• EXERCISE OBJECTIVE: Extract all of the entries and give them again, word for word.

• Saved data entries:
begin

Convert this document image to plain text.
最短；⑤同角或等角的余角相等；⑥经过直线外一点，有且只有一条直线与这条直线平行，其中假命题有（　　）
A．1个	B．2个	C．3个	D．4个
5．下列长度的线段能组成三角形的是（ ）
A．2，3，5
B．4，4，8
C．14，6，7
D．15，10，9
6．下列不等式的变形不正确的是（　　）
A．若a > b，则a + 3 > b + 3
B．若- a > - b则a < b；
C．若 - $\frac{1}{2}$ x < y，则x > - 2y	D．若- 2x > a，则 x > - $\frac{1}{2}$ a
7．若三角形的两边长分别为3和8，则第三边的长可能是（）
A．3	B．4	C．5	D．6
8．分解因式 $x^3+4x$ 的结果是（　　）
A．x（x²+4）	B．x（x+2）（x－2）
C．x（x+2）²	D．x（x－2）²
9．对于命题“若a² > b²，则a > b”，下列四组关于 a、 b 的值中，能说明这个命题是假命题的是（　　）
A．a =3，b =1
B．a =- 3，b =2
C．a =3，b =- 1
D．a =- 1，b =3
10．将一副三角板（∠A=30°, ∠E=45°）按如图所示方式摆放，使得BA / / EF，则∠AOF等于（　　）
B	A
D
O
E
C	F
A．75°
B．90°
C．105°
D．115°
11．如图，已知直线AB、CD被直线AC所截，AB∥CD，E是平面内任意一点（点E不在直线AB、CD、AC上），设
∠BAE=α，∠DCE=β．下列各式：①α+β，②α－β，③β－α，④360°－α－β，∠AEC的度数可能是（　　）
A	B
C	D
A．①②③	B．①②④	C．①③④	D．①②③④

end

• TASK SOLUTION:
Convert this document image to plain text.
最短；⑤同角或等角的余角相等；⑥经过直线外一点，有且只有一条直线与这条直线平行，其中假命题有（　　）
A．1个	B．2个	C．3个	D．4个
5．下列长度的线段能组成三角形的是（ ）
A．2，3，5
B．4，4，8
C．14，6，7
D．15，10，9
6．下列不等式的变形不正确的是（　　）
A．若a > b，则a + 3 > b + 3
B．若- a > - b则a < b；
C．若 - $\frac{1}{2}$ x < y，则x > - 2y	D．若- 2x > a，则 x > - $\frac{1}{2}$ a
7．若三角形的两边长分别为3和8，则第三边的长可能是（）
A．3	B．4	C．5	D．6
8．分解因式 $x^3+4x$ 的结果是（　　）
A．x（x²+4）	B．x（x+2）（x－2）
C．x（x+2）²	D．x（x－2）²
9．对于命题“若a² > b²，则a > b”，下列四组关于 a、 b 的值中，能说明这个命题是假命题的是（　　）
A．a =3，b =1
B．a =- 3，b =2
C．a =3，b =- 1
D．a =- 1，b =3
10．将一副三角板（∠A=30°, ∠E=45°）按如图所示方式摆放，使得BA / / EF，则∠AOF等于（　　）
B	A
D
O
E
C	F
A．75°
B．90°
C．105°
D．115°
11．如图，已知直线AB、CD被直线AC所截，AB∥CD，E是平面内任意一点（点E不在直线AB、CD、AC上），设
∠BAE=α，∠DCE=β．下列各式：①α+β，②α－β，③β－α，④360°－α－β，∠AEC的度数可能是（　　）
A	B
C	D
A．①②③	B．①②④	C．①③④	D．①②③④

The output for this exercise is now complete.